● THE PROBLEM:
Reproduce all records exactly.

[Dataset items]

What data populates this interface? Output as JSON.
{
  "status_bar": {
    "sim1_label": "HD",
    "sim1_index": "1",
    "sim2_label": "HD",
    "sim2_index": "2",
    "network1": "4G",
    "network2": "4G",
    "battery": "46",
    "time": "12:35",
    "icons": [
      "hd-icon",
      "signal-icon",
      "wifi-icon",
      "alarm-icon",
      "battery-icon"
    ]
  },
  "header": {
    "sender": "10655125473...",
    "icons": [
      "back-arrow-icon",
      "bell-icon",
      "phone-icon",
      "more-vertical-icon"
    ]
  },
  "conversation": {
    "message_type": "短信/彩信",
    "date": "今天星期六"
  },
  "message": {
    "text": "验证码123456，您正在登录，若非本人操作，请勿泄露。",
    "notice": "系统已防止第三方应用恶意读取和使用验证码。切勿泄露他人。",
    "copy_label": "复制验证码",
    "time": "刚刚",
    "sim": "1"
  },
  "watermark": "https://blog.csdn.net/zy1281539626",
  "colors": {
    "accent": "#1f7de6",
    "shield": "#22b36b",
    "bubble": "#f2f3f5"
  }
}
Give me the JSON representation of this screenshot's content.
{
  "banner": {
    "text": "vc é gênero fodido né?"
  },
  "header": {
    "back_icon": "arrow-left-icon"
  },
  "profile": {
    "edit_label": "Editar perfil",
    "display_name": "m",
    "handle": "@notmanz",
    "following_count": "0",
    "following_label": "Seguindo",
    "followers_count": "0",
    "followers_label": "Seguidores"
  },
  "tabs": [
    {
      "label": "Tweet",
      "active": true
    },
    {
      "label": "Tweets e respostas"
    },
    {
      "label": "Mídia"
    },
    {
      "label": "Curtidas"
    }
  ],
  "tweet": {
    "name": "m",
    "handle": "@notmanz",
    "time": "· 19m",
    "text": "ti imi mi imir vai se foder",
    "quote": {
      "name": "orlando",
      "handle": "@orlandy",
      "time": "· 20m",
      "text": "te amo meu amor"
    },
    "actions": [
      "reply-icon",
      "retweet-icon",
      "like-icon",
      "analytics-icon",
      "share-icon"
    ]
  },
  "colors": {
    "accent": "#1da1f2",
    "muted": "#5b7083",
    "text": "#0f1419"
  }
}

● SOLUTION:
What data populates this interface? Output as JSON.
{
  "status_bar": {
    "sim1_label": "HD",
    "sim1_index": "1",
    "sim2_label": "HD",
    "sim2_index": "2",
    "network1": "4G",
    "network2": "4G",
    "battery": "46",
    "time": "12:35",
    "icons": [
      "hd-icon",
      "signal-icon",
      "wifi-icon",
      "alarm-icon",
      "battery-icon"
    ]
  },
  "header": {
    "sender": "10655125473...",
    "icons": [
      "back-arrow-icon",
      "bell-icon",
      "phone-icon",
      "more-vertical-icon"
    ]
  },
  "conversation": {
    "message_type": "短信/彩信",
    "date": "今天星期六"
  },
  "message": {
    "text": "验证码123456，您正在登录，若非本人操作，请勿泄露。",
    "notice": "系统已防止第三方应用恶意读取和使用验证码。切勿泄露他人。",
    "copy_label": "复制验证码",
    "time": "刚刚",
    "sim": "1"
  },
  "watermark": "https://blog.csdn.net/zy1281539626",
  "colors": {
    "accent": "#1f7de6",
    "shield": "#22b36b",
    "bubble": "#f2f3f5"
  }
}
Give me the JSON representation of this screenshot's content.
{
  "banner": {
    "text": "vc é gênero fodido né?"
  },
  "header": {
    "back_icon": "arrow-left-icon"
  },
  "profile": {
    "edit_label": "Editar perfil",
    "display_name": "m",
    "handle": "@notmanz",
    "following_count": "0",
    "following_label": "Seguindo",
    "followers_count": "0",
    "followers_label": "Seguidores"
  },
  "tabs": [
    {
      "label": "Tweet",
      "active": true
    },
    {
      "label": "Tweets e respostas"
    },
    {
      "label": "Mídia"
    },
    {
      "label": "Curtidas"
    }
  ],
  "tweet": {
    "name": "m",
    "handle": "@notmanz",
    "time": "· 19m",
    "text": "ti imi mi imir vai se foder",
    "quote": {
      "name": "orlando",
      "handle": "@orlandy",
      "time": "· 20m",
      "text": "te amo meu amor"
    },
    "actions": [
      "reply-icon",
      "retweet-icon",
      "like-icon",
      "analytics-icon",
      "share-icon"
    ]
  },
  "colors": {
    "accent": "#1da1f2",
    "muted": "#5b7083",
    "text": "#0f1419"
  }
}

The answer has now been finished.